Give the listing below again in full, exactly as written.

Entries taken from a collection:
****

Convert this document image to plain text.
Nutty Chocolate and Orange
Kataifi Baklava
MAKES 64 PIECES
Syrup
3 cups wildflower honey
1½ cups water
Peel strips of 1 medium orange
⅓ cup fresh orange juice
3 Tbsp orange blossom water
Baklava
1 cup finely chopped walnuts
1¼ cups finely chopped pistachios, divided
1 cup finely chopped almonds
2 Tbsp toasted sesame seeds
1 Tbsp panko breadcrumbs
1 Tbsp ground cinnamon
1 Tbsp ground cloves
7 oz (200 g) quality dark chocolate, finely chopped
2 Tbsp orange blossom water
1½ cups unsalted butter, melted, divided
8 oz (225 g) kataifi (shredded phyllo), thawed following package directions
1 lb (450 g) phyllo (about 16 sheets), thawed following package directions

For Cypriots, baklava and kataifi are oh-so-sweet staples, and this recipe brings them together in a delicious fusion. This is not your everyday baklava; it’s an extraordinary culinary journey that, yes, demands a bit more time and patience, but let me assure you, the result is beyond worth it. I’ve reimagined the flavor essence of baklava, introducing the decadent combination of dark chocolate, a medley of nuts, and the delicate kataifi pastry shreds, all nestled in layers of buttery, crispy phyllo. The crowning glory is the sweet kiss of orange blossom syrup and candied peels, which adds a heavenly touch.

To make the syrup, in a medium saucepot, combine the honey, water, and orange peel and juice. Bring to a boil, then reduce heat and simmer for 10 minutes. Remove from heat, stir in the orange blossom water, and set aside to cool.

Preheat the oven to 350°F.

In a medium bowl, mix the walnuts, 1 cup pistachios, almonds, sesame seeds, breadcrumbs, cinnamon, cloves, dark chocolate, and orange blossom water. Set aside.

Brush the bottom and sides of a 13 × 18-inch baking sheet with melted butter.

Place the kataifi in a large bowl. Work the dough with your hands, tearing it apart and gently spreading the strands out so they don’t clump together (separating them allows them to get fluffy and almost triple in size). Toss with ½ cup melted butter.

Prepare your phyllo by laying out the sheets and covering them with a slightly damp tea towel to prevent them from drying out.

****

Result of the exercise:
Convert this document image to plain text.
Nutty Chocolate and Orange
Kataifi Baklava
MAKES 64 PIECES
Syrup
3 cups wildflower honey
1½ cups water
Peel strips of 1 medium orange
⅓ cup fresh orange juice
3 Tbsp orange blossom water
Baklava
1 cup finely chopped walnuts
1¼ cups finely chopped pistachios, divided
1 cup finely chopped almonds
2 Tbsp toasted sesame seeds
1 Tbsp panko breadcrumbs
1 Tbsp ground cinnamon
1 Tbsp ground cloves
7 oz (200 g) quality dark chocolate, finely chopped
2 Tbsp orange blossom water
1½ cups unsalted butter, melted, divided
8 oz (225 g) kataifi (shredded phyllo), thawed following package directions
1 lb (450 g) phyllo (about 16 sheets), thawed following package directions

For Cypriots, baklava and kataifi are oh-so-sweet staples, and this recipe brings them together in a delicious fusion. This is not your everyday baklava; it’s an extraordinary culinary journey that, yes, demands a bit more time and patience, but let me assure you, the result is beyond worth it. I’ve reimagined the flavor essence of baklava, introducing the decadent combination of dark chocolate, a medley of nuts, and the delicate kataifi pastry shreds, all nestled in layers of buttery, crispy phyllo. The crowning glory is the sweet kiss of orange blossom syrup and candied peels, which adds a heavenly touch.

To make the syrup, in a medium saucepot, combine the honey, water, and orange peel and juice. Bring to a boil, then reduce heat and simmer for 10 minutes. Remove from heat, stir in the orange blossom water, and set aside to cool.

Preheat the oven to 350°F.

In a medium bowl, mix the walnuts, 1 cup pistachios, almonds, sesame seeds, breadcrumbs, cinnamon, cloves, dark chocolate, and orange blossom water. Set aside.

Brush the bottom and sides of a 13 × 18-inch baking sheet with melted butter.

Place the kataifi in a large bowl. Work the dough with your hands, tearing it apart and gently spreading the strands out so they don’t clump together (separating them allows them to get fluffy and almost triple in size). Toss with ½ cup melted butter.

Prepare your phyllo by laying out the sheets and covering them with a slightly damp tea towel to prevent them from drying out.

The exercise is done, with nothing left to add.